══ Record extracts
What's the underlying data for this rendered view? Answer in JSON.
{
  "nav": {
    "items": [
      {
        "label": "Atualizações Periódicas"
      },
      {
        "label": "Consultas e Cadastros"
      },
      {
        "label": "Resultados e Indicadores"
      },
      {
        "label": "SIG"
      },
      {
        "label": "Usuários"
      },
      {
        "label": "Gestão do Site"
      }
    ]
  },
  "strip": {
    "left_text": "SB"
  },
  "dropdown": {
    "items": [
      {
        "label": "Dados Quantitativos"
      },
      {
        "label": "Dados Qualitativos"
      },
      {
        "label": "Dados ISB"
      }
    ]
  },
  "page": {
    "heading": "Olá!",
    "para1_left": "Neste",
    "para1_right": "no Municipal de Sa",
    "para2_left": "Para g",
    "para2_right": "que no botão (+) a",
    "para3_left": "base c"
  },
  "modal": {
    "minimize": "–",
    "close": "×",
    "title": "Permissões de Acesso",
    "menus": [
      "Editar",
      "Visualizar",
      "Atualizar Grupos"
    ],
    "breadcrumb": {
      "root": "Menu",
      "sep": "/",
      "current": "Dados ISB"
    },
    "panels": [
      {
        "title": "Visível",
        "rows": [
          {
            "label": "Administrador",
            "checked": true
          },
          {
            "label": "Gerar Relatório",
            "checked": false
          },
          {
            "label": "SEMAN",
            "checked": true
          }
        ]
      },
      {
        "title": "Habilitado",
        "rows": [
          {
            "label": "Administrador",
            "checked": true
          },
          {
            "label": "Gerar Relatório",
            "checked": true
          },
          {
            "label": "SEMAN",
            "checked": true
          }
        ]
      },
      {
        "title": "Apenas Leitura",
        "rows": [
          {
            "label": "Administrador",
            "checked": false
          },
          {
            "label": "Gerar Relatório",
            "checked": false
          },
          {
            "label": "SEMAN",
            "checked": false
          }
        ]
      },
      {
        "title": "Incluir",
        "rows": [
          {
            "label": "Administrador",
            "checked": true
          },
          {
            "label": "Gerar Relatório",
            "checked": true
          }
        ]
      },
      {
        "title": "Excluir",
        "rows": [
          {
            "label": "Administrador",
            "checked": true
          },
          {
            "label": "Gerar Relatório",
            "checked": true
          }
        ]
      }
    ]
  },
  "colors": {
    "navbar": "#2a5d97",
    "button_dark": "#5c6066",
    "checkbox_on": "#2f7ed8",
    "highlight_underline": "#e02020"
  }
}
════
● Requirements: Faithfully transcribe the whole of the data.

● Exercise response:
What's the underlying data for this rendered view? Answer in JSON.
{
  "nav": {
    "items": [
      {
        "label": "Atualizações Periódicas"
      },
      {
        "label": "Consultas e Cadastros"
      },
      {
        "label": "Resultados e Indicadores"
      },
      {
        "label": "SIG"
      },
      {
        "label": "Usuários"
      },
      {
        "label": "Gestão do Site"
      }
    ]
  },
  "strip": {
    "left_text": "SB"
  },
  "dropdown": {
    "items": [
      {
        "label": "Dados Quantitativos"
      },
      {
        "label": "Dados Qualitativos"
      },
      {
        "label": "Dados ISB"
      }
    ]
  },
  "page": {
    "heading": "Olá!",
    "para1_left": "Neste",
    "para1_right": "no Municipal de Sa",
    "para2_left": "Para g",
    "para2_right": "que no botão (+) a",
    "para3_left": "base c"
  },
  "modal": {
    "minimize": "–",
    "close": "×",
    "title": "Permissões de Acesso",
    "menus": [
      "Editar",
      "Visualizar",
      "Atualizar Grupos"
    ],
    "breadcrumb": {
      "root": "Menu",
      "sep": "/",
      "current": "Dados ISB"
    },
    "panels": [
      {
        "title": "Visível",
        "rows": [
          {
            "label": "Administrador",
            "checked": true
          },
          {
            "label": "Gerar Relatório",
            "checked": false
          },
          {
            "label": "SEMAN",
            "checked": true
          }
        ]
      },
      {
        "title": "Habilitado",
        "rows": [
          {
            "label": "Administrador",
            "checked": true
          },
          {
            "label": "Gerar Relatório",
            "checked": true
          },
          {
            "label": "SEMAN",
            "checked": true
          }
        ]
      },
      {
        "title": "Apenas Leitura",
        "rows": [
          {
            "label": "Administrador",
            "checked": false
          },
          {
            "label": "Gerar Relatório",
            "checked": false
          },
          {
            "label": "SEMAN",
            "checked": false
          }
        ]
      },
      {
        "title": "Incluir",
        "rows": [
          {
            "label": "Administrador",
            "checked": true
          },
          {
            "label": "Gerar Relatório",
            "checked": true
          }
        ]
      },
      {
        "title": "Excluir",
        "rows": [
          {
            "label": "Administrador",
            "checked": true
          },
          {
            "label": "Gerar Relatório",
            "checked": true
          }
        ]
      }
    ]
  },
  "colors": {
    "navbar": "#2a5d97",
    "button_dark": "#5c6066",
    "checkbox_on": "#2f7ed8",
    "highlight_underline": "#e02020"
  }
}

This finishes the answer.